WRITTEN REQUEST → Return the material exactly as supplied, apart from the pictures, which are omitted.

RECORDED INFORMATION →

———

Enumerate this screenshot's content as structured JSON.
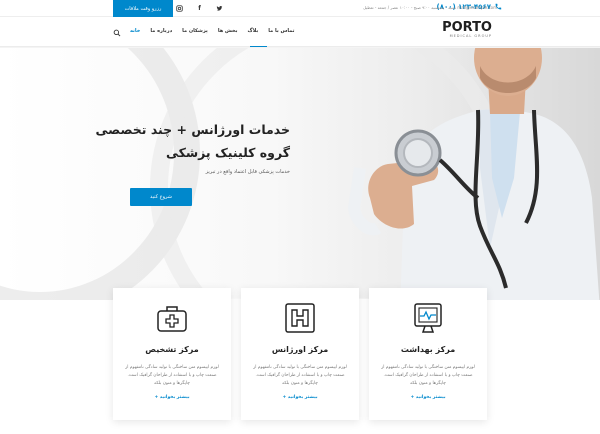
{
  "topbar": {
    "phone": "(۸۰۰) ۱۲۳-۴۵۶۷",
    "info": "mail@example.com    شنبه - پنجشنبه ۹:۰۰ صبح - ۱۰:۰۰ عصر / جمعه - تعطیل",
    "social": [
      "instagram",
      "facebook",
      "twitter"
    ],
    "cta_label": "رزرو وقت ملاقات"
  },
  "header": {
    "logo_main": "PORTO",
    "logo_sub": "MEDICAL GROUP",
    "nav": [
      {
        "label": "خانه",
        "active": true
      },
      {
        "label": "درباره ما",
        "active": false
      },
      {
        "label": "پزشکان ما",
        "active": false
      },
      {
        "label": "بخش ها",
        "active": false
      },
      {
        "label": "بلاگ",
        "active": false
      },
      {
        "label": "تماس با ما",
        "active": false
      }
    ]
  },
  "hero": {
    "title_line1": "خدمات اورژانس + چند تخصصی",
    "title_line2": "گروه کلینیک پزشکی",
    "subtitle": "خدمات پزشکی قابل اعتماد واقع در تبریز",
    "button_label": "شروع کنید"
  },
  "cards": [
    {
      "icon": "medical-kit-icon",
      "title": "مرکز تشخیص",
      "text": "لورم ایپسوم متن ساختگی با تولید سادگی نامفهوم از صنعت چاپ و با استفاده از طراحان گرافیک است. چاپگرها و متون بلکه",
      "link": "بیشتر بخوانید +"
    },
    {
      "icon": "hospital-icon",
      "title": "مرکز اورژانس",
      "text": "لورم ایپسوم متن ساختگی با تولید سادگی نامفهوم از صنعت چاپ و با استفاده از طراحان گرافیک است. چاپگرها و متون بلکه",
      "link": "بیشتر بخوانید +"
    },
    {
      "icon": "heart-monitor-icon",
      "title": "مرکز بهداشت",
      "text": "لورم ایپسوم متن ساختگی با تولید سادگی نامفهوم از صنعت چاپ و با استفاده از طراحان گرافیک است. چاپگرها و متون بلکه",
      "link": "بیشتر بخوانید +"
    }
  ],
  "colors": {
    "accent": "#0088cc",
    "text_dark": "#222222",
    "text_muted": "#777777"
  }
}
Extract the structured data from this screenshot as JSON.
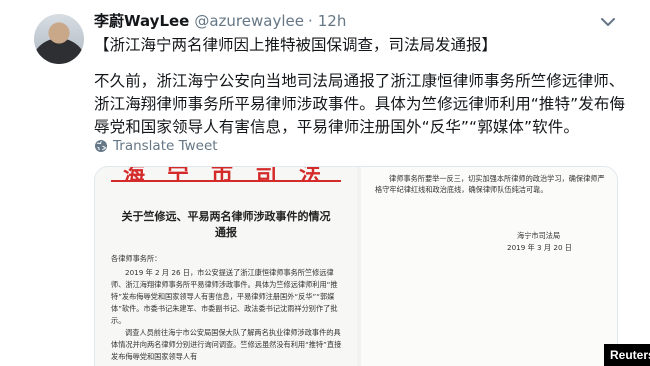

———

WRITTEN RESPONSE →
Enumerate this screenshot's content as structured JSON.
{
  "topbar": {
    "phone": "(۸۰۰) ۱۲۳-۴۵۶۷",
    "info": "mail@example.com    شنبه - پنجشنبه ۹:۰۰ صبح - ۱۰:۰۰ عصر / جمعه - تعطیل",
    "social": [
      "instagram",
      "facebook",
      "twitter"
    ],
    "cta_label": "رزرو وقت ملاقات"
  },
  "header": {
    "logo_main": "PORTO",
    "logo_sub": "MEDICAL GROUP",
    "nav": [
      {
        "label": "خانه",
        "active": true
      },
      {
        "label": "درباره ما",
        "active": false
      },
      {
        "label": "پزشکان ما",
        "active": false
      },
      {
        "label": "بخش ها",
        "active": false
      },
      {
        "label": "بلاگ",
        "active": false
      },
      {
        "label": "تماس با ما",
        "active": false
      }
    ]
  },
  "hero": {
    "title_line1": "خدمات اورژانس + چند تخصصی",
    "title_line2": "گروه کلینیک پزشکی",
    "subtitle": "خدمات پزشکی قابل اعتماد واقع در تبریز",
    "button_label": "شروع کنید"
  },
  "cards": [
    {
      "icon": "medical-kit-icon",
      "title": "مرکز تشخیص",
      "text": "لورم ایپسوم متن ساختگی با تولید سادگی نامفهوم از صنعت چاپ و با استفاده از طراحان گرافیک است. چاپگرها و متون بلکه",
      "link": "بیشتر بخوانید +"
    },
    {
      "icon": "hospital-icon",
      "title": "مرکز اورژانس",
      "text": "لورم ایپسوم متن ساختگی با تولید سادگی نامفهوم از صنعت چاپ و با استفاده از طراحان گرافیک است. چاپگرها و متون بلکه",
      "link": "بیشتر بخوانید +"
    },
    {
      "icon": "heart-monitor-icon",
      "title": "مرکز بهداشت",
      "text": "لورم ایپسوم متن ساختگی با تولید سادگی نامفهوم از صنعت چاپ و با استفاده از طراحان گرافیک است. چاپگرها و متون بلکه",
      "link": "بیشتر بخوانید +"
    }
  ],
  "colors": {
    "accent": "#0088cc",
    "text_dark": "#222222",
    "text_muted": "#777777"
  }
}
Extract the structured data from this screenshot as JSON.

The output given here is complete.